DATA TO USE

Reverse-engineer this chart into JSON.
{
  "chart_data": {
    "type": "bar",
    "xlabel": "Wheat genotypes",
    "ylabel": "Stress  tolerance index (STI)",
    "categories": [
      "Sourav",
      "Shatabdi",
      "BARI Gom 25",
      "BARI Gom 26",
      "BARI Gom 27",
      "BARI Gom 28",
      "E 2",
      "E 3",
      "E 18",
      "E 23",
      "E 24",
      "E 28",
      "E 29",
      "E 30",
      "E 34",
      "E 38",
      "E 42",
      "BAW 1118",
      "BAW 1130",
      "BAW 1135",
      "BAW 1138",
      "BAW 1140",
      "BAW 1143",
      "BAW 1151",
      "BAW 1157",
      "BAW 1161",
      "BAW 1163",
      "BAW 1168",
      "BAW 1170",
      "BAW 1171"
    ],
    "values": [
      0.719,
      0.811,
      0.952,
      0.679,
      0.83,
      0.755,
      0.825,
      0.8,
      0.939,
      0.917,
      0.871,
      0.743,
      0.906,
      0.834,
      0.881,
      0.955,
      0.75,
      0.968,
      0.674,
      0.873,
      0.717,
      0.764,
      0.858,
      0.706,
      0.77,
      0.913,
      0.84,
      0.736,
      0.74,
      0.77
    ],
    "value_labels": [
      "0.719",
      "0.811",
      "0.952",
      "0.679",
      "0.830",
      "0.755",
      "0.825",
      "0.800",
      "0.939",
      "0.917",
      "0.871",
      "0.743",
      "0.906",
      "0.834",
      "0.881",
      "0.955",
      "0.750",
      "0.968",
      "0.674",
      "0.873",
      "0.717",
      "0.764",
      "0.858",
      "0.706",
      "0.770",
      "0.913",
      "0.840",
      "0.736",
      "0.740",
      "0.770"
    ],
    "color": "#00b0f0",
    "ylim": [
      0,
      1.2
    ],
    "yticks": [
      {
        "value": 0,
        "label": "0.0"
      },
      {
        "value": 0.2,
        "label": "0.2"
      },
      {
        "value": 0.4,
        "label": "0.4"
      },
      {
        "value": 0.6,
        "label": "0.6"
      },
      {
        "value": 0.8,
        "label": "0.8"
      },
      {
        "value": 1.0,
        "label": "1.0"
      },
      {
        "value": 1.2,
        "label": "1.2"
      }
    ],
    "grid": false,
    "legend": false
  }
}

...

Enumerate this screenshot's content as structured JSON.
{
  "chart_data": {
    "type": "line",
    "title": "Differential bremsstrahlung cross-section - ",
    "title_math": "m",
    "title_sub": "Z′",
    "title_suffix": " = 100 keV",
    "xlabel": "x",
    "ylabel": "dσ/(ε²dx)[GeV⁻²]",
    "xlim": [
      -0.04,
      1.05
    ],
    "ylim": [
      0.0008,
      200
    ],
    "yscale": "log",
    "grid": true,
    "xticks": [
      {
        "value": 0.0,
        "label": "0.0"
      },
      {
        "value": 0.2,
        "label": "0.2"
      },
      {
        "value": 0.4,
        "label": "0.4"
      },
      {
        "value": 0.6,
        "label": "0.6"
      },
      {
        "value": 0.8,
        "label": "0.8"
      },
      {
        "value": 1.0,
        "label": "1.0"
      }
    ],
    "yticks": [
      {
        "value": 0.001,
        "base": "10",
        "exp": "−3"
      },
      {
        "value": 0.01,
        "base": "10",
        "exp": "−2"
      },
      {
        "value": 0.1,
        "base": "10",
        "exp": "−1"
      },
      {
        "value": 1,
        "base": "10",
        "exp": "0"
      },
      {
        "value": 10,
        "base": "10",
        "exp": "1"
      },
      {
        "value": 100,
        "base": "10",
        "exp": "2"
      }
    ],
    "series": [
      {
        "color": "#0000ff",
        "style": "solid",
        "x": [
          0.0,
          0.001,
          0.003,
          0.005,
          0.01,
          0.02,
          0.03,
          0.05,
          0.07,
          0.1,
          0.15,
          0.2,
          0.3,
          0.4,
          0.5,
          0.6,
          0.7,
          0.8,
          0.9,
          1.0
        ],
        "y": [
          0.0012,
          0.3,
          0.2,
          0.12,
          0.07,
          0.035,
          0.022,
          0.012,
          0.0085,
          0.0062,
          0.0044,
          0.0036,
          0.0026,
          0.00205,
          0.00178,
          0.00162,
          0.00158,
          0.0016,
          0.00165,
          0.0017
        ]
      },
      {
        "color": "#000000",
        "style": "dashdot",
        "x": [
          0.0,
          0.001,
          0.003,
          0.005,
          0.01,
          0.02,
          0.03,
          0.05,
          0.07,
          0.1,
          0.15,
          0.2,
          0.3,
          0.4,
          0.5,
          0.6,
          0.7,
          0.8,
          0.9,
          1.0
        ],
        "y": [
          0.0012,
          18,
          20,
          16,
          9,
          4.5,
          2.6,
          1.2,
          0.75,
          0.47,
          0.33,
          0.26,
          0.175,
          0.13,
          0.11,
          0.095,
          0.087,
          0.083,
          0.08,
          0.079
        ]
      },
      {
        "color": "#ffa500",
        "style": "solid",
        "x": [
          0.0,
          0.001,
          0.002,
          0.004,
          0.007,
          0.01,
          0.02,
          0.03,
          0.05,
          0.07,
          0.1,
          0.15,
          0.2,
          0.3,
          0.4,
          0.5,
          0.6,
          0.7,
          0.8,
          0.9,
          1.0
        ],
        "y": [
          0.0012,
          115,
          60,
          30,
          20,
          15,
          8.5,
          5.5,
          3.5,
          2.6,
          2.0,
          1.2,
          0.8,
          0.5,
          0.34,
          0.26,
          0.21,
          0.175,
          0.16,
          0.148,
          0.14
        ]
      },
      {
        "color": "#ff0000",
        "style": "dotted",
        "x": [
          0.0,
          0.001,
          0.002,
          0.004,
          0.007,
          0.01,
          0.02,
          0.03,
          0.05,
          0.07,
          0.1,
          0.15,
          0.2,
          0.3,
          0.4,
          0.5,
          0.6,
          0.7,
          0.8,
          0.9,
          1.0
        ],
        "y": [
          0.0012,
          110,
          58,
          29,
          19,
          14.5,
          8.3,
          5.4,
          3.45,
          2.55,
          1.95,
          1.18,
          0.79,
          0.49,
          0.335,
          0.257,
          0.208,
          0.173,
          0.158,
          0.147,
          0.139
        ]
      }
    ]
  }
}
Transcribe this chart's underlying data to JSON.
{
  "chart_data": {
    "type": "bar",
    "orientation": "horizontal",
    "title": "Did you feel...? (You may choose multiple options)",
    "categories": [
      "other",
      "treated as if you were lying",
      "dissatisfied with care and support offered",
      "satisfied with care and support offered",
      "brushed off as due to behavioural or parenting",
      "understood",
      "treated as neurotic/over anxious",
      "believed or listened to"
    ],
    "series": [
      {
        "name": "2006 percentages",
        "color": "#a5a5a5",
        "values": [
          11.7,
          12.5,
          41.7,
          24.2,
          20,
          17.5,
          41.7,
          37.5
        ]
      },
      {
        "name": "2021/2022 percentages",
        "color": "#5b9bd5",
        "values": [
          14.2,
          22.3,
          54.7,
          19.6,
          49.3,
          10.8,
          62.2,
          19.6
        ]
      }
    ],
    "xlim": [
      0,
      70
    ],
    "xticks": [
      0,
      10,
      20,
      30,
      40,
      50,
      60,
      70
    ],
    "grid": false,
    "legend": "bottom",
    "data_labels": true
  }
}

EXERCISE
Find the string "support" in the entries above and return each line that holds it.

SOLUTION
      "dissatisfied with care and support offered",
      "satisfied with care and support offered",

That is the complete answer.